Given instruction.
Scan the records for the string "Comparison"; copy each line where it occurs.

Records for this exercise.

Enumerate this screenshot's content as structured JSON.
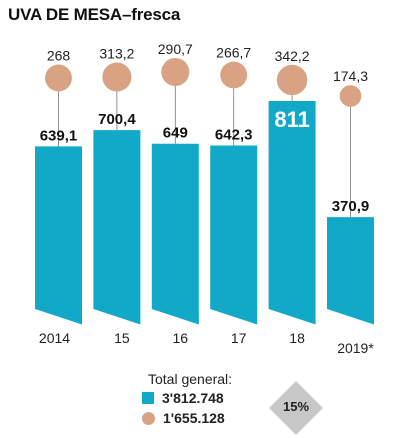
{
  "title_main": "UVA DE MESA",
  "title_sep": "–",
  "title_sub": "fresca",
  "chart_data": {
    "type": "bar",
    "categories": [
      "2014",
      "15",
      "16",
      "17",
      "18",
      "2019*"
    ],
    "series": [
      {
        "values": [
          639.1,
          700.4,
          649,
          642.3,
          811,
          370.9
        ],
        "color": "#12a9c8",
        "labels": [
          "639,1",
          "700,4",
          "649",
          "642,3",
          "811",
          "370,9"
        ]
      },
      {
        "values": [
          268,
          313.2,
          290.7,
          266.7,
          342.2,
          174.3
        ],
        "color": "#d9a383",
        "labels": [
          "268",
          "313,2",
          "290,7",
          "266,7",
          "342,2",
          "174,3"
        ]
      }
    ],
    "highlight_index": 4,
    "ylim": [
      0,
      811
    ]
  },
  "legend": {
    "title": "Total general:",
    "bars_total": "3'812.748",
    "circles_total": "1'655.128"
  },
  "badge": {
    "text": "15%"
  }
}
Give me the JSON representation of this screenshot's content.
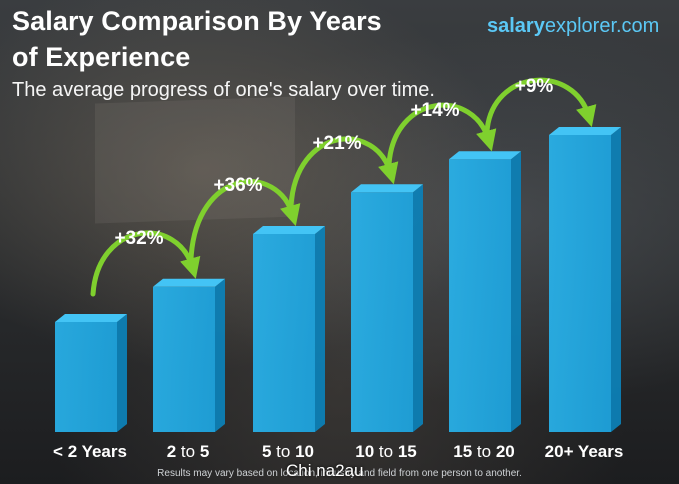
{
  "header": {
    "title_line1": "Salary Comparison By Years",
    "title_line2": "of Experience",
    "subtitle": "The average progress of one's salary over time."
  },
  "brand": {
    "part1": "salary",
    "part2": "explorer.com"
  },
  "footnote": "Results may vary based on location, industry and field from one person to another.",
  "watermark": "Chi na2au",
  "colors": {
    "bar_front": "#1da6e2",
    "bar_side": "#0d7fb5",
    "bar_top": "#43c4f5",
    "arrow": "#7fd02e",
    "brand": "#5bc8f5"
  },
  "chart_data": {
    "type": "bar",
    "categories": [
      "< 2 Years",
      "2 to 5",
      "5 to 10",
      "10 to 15",
      "15 to 20",
      "20+ Years"
    ],
    "values": [
      1.0,
      1.32,
      1.8,
      2.18,
      2.48,
      2.7
    ],
    "increase_labels": [
      "+32%",
      "+36%",
      "+21%",
      "+14%",
      "+9%"
    ],
    "title": "Salary Comparison By Years of Experience",
    "subtitle": "The average progress of one's salary over time.",
    "xlabel": "",
    "ylabel": "",
    "grid": false
  }
}
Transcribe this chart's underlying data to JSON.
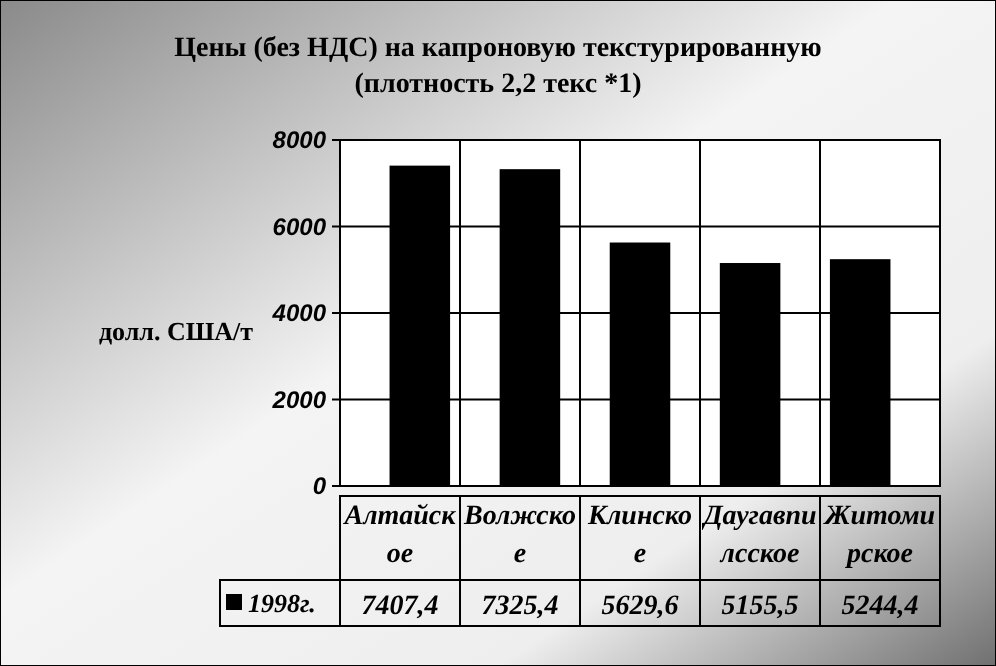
{
  "chart_data": {
    "type": "bar",
    "title": "Цены (без НДС) на капроновую текстурированную",
    "subtitle": "(плотность 2,2 текс *1)",
    "ylabel": "долл. США/т",
    "categories": [
      "Алтайское",
      "Волжское",
      "Клинское",
      "Даугавпилсское",
      "Житомирское"
    ],
    "series": [
      {
        "name": "1998г.",
        "color": "#000000",
        "values": [
          7407.4,
          7325.4,
          5629.6,
          5155.5,
          5244.4
        ],
        "value_labels": [
          "7407,4",
          "7325,4",
          "5629,6",
          "5155,5",
          "5244,4"
        ]
      }
    ],
    "ylim": [
      0,
      8000
    ],
    "yticks": [
      0,
      2000,
      4000,
      6000,
      8000
    ],
    "grid": true,
    "legend": "bottom"
  }
}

Answer to the task.
    "title_line1": "Salary Comparison By Years",
    "title": "Salary Comparison By Years of Experience",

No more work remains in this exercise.